— Start of Records supplied —

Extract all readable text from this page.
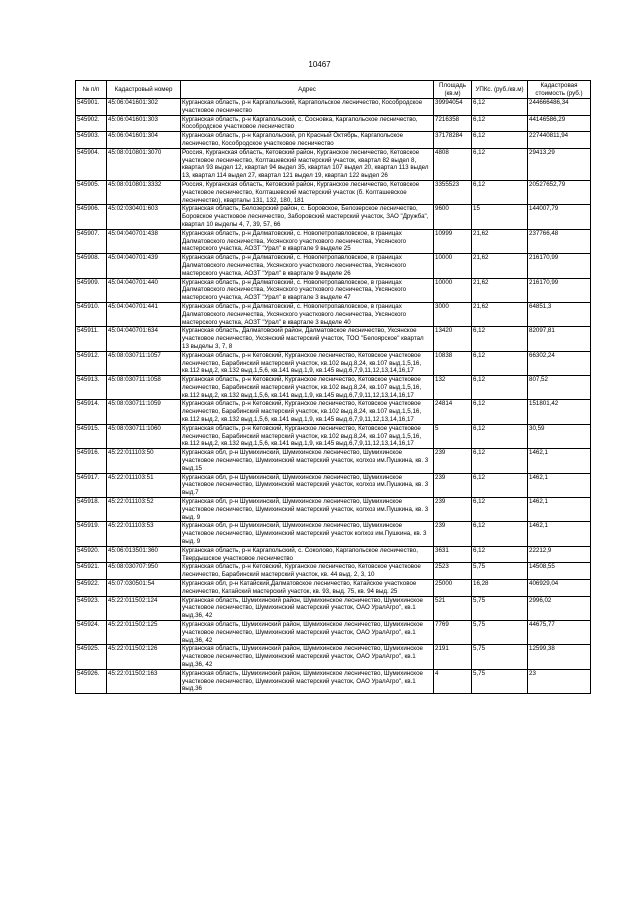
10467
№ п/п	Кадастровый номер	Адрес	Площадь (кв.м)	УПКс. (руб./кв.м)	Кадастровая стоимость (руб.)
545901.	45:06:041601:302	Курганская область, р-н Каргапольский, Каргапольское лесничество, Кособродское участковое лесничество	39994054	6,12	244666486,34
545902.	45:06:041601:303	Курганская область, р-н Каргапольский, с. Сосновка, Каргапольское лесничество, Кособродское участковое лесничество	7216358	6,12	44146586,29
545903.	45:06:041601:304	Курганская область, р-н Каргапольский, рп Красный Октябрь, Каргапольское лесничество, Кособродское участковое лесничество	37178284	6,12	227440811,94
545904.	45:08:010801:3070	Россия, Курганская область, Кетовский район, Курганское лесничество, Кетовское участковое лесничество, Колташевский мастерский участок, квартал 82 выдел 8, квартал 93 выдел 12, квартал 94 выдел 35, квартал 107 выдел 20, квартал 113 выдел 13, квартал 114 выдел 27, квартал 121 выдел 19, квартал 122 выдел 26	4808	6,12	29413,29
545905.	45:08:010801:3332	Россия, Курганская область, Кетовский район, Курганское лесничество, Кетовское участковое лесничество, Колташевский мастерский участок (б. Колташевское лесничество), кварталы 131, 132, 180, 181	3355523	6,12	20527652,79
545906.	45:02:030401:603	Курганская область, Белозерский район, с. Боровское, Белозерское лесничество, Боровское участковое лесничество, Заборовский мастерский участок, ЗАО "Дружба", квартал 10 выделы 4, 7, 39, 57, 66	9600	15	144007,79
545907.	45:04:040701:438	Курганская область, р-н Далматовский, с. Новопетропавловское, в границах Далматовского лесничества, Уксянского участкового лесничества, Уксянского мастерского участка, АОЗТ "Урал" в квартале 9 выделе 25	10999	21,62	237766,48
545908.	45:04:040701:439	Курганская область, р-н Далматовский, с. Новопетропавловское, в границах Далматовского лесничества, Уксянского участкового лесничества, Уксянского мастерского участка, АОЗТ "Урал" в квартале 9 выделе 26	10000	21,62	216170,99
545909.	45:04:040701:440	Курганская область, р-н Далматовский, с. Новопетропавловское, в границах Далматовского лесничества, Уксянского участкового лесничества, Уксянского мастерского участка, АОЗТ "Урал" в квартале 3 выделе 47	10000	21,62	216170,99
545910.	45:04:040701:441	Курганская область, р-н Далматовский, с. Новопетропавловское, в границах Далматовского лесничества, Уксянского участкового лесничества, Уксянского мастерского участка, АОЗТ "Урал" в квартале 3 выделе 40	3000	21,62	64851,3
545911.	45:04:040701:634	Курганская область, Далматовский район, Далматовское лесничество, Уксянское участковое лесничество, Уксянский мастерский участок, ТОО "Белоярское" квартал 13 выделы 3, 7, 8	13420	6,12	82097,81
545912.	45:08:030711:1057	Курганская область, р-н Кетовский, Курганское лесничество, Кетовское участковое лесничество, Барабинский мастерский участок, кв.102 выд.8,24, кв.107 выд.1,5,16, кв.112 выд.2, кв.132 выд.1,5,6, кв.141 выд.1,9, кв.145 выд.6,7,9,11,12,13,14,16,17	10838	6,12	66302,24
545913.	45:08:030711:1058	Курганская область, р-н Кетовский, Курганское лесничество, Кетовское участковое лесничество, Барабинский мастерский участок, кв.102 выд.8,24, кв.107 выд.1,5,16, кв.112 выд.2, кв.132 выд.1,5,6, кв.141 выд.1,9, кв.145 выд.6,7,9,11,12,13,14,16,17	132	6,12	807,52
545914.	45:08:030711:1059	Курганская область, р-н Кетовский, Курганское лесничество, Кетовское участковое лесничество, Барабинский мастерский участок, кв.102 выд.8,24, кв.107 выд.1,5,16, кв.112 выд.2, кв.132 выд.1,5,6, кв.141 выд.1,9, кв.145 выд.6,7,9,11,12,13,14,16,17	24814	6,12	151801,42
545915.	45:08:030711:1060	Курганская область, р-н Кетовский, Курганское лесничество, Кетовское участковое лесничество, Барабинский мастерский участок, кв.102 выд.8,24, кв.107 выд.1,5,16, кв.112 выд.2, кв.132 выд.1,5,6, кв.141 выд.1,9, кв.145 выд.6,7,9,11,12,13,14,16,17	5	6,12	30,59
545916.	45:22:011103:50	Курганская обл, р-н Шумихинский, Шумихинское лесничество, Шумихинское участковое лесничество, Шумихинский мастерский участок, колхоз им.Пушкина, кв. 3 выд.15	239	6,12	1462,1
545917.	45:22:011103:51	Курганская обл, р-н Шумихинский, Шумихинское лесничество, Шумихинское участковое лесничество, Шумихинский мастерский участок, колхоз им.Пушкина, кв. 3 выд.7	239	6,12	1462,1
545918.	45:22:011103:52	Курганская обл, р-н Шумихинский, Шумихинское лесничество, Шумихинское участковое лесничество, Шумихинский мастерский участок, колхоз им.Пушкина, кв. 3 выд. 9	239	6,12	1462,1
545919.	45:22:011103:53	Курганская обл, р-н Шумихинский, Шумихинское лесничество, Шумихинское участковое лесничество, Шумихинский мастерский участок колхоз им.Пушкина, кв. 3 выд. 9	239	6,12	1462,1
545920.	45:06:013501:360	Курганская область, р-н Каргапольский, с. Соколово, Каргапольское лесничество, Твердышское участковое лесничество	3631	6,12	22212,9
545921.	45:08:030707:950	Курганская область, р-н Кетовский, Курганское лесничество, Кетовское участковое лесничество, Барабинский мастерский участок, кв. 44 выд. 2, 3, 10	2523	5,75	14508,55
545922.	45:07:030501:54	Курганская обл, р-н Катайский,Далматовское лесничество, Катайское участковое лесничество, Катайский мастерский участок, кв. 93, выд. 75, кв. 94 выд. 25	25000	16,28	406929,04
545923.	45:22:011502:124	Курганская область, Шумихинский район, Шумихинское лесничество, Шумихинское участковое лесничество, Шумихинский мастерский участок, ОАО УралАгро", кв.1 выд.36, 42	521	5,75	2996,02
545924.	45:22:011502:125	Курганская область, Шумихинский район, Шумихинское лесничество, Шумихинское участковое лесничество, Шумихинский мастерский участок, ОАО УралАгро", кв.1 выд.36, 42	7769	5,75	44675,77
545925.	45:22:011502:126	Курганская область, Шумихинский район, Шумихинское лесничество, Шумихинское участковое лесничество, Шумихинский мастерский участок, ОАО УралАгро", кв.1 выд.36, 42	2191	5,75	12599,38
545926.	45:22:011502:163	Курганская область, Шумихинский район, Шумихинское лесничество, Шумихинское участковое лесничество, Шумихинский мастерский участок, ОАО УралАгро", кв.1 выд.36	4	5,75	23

— End of Records supplied —

In your copy of the listing above, reproduce each line exactly and omit all pictures.

Extract all readable text from this page.
10467
№ п/п	Кадастровый номер	Адрес	Площадь (кв.м)	УПКс. (руб./кв.м)	Кадастровая стоимость (руб.)
545901.	45:06:041601:302	Курганская область, р-н Каргапольский, Каргапольское лесничество, Кособродское участковое лесничество	39994054	6,12	244666486,34
545902.	45:06:041601:303	Курганская область, р-н Каргапольский, с. Сосновка, Каргапольское лесничество, Кособродское участковое лесничество	7216358	6,12	44146586,29
545903.	45:06:041601:304	Курганская область, р-н Каргапольский, рп Красный Октябрь, Каргапольское лесничество, Кособродское участковое лесничество	37178284	6,12	227440811,94
545904.	45:08:010801:3070	Россия, Курганская область, Кетовский район, Курганское лесничество, Кетовское участковое лесничество, Колташевский мастерский участок, квартал 82 выдел 8, квартал 93 выдел 12, квартал 94 выдел 35, квартал 107 выдел 20, квартал 113 выдел 13, квартал 114 выдел 27, квартал 121 выдел 19, квартал 122 выдел 26	4808	6,12	29413,29
545905.	45:08:010801:3332	Россия, Курганская область, Кетовский район, Курганское лесничество, Кетовское участковое лесничество, Колташевский мастерский участок (б. Колташевское лесничество), кварталы 131, 132, 180, 181	3355523	6,12	20527652,79
545906.	45:02:030401:603	Курганская область, Белозерский район, с. Боровское, Белозерское лесничество, Боровское участковое лесничество, Заборовский мастерский участок, ЗАО "Дружба", квартал 10 выделы 4, 7, 39, 57, 66	9600	15	144007,79
545907.	45:04:040701:438	Курганская область, р-н Далматовский, с. Новопетропавловское, в границах Далматовского лесничества, Уксянского участкового лесничества, Уксянского мастерского участка, АОЗТ "Урал" в квартале 9 выделе 25	10999	21,62	237766,48
545908.	45:04:040701:439	Курганская область, р-н Далматовский, с. Новопетропавловское, в границах Далматовского лесничества, Уксянского участкового лесничества, Уксянского мастерского участка, АОЗТ "Урал" в квартале 9 выделе 26	10000	21,62	216170,99
545909.	45:04:040701:440	Курганская область, р-н Далматовский, с. Новопетропавловское, в границах Далматовского лесничества, Уксянского участкового лесничества, Уксянского мастерского участка, АОЗТ "Урал" в квартале 3 выделе 47	10000	21,62	216170,99
545910.	45:04:040701:441	Курганская область, р-н Далматовский, с. Новопетропавловское, в границах Далматовского лесничества, Уксянского участкового лесничества, Уксянского мастерского участка, АОЗТ "Урал" в квартале 3 выделе 40	3000	21,62	64851,3
545911.	45:04:040701:634	Курганская область, Далматовский район, Далматовское лесничество, Уксянское участковое лесничество, Уксянский мастерский участок, ТОО "Белоярское" квартал 13 выделы 3, 7, 8	13420	6,12	82097,81
545912.	45:08:030711:1057	Курганская область, р-н Кетовский, Курганское лесничество, Кетовское участковое лесничество, Барабинский мастерский участок, кв.102 выд.8,24, кв.107 выд.1,5,16, кв.112 выд.2, кв.132 выд.1,5,6, кв.141 выд.1,9, кв.145 выд.6,7,9,11,12,13,14,16,17	10838	6,12	66302,24
545913.	45:08:030711:1058	Курганская область, р-н Кетовский, Курганское лесничество, Кетовское участковое лесничество, Барабинский мастерский участок, кв.102 выд.8,24, кв.107 выд.1,5,16, кв.112 выд.2, кв.132 выд.1,5,6, кв.141 выд.1,9, кв.145 выд.6,7,9,11,12,13,14,16,17	132	6,12	807,52
545914.	45:08:030711:1059	Курганская область, р-н Кетовский, Курганское лесничество, Кетовское участковое лесничество, Барабинский мастерский участок, кв.102 выд.8,24, кв.107 выд.1,5,16, кв.112 выд.2, кв.132 выд.1,5,6, кв.141 выд.1,9, кв.145 выд.6,7,9,11,12,13,14,16,17	24814	6,12	151801,42
545915.	45:08:030711:1060	Курганская область, р-н Кетовский, Курганское лесничество, Кетовское участковое лесничество, Барабинский мастерский участок, кв.102 выд.8,24, кв.107 выд.1,5,16, кв.112 выд.2, кв.132 выд.1,5,6, кв.141 выд.1,9, кв.145 выд.6,7,9,11,12,13,14,16,17	5	6,12	30,59
545916.	45:22:011103:50	Курганская обл, р-н Шумихинский, Шумихинское лесничество, Шумихинское участковое лесничество, Шумихинский мастерский участок, колхоз им.Пушкина, кв. 3 выд.15	239	6,12	1462,1
545917.	45:22:011103:51	Курганская обл, р-н Шумихинский, Шумихинское лесничество, Шумихинское участковое лесничество, Шумихинский мастерский участок, колхоз им.Пушкина, кв. 3 выд.7	239	6,12	1462,1
545918.	45:22:011103:52	Курганская обл, р-н Шумихинский, Шумихинское лесничество, Шумихинское участковое лесничество, Шумихинский мастерский участок, колхоз им.Пушкина, кв. 3 выд. 9	239	6,12	1462,1
545919.	45:22:011103:53	Курганская обл, р-н Шумихинский, Шумихинское лесничество, Шумихинское участковое лесничество, Шумихинский мастерский участок колхоз им.Пушкина, кв. 3 выд. 9	239	6,12	1462,1
545920.	45:06:013501:360	Курганская область, р-н Каргапольский, с. Соколово, Каргапольское лесничество, Твердышское участковое лесничество	3631	6,12	22212,9
545921.	45:08:030707:950	Курганская область, р-н Кетовский, Курганское лесничество, Кетовское участковое лесничество, Барабинский мастерский участок, кв. 44 выд. 2, 3, 10	2523	5,75	14508,55
545922.	45:07:030501:54	Курганская обл, р-н Катайский,Далматовское лесничество, Катайское участковое лесничество, Катайский мастерский участок, кв. 93, выд. 75, кв. 94 выд. 25	25000	16,28	406929,04
545923.	45:22:011502:124	Курганская область, Шумихинский район, Шумихинское лесничество, Шумихинское участковое лесничество, Шумихинский мастерский участок, ОАО УралАгро", кв.1 выд.36, 42	521	5,75	2996,02
545924.	45:22:011502:125	Курганская область, Шумихинский район, Шумихинское лесничество, Шумихинское участковое лесничество, Шумихинский мастерский участок, ОАО УралАгро", кв.1 выд.36, 42	7769	5,75	44675,77
545925.	45:22:011502:126	Курганская область, Шумихинский район, Шумихинское лесничество, Шумихинское участковое лесничество, Шумихинский мастерский участок, ОАО УралАгро", кв.1 выд.36, 42	2191	5,75	12599,38
545926.	45:22:011502:163	Курганская область, Шумихинский район, Шумихинское лесничество, Шумихинское участковое лесничество, Шумихинский мастерский участок, ОАО УралАгро", кв.1 выд.36	4	5,75	23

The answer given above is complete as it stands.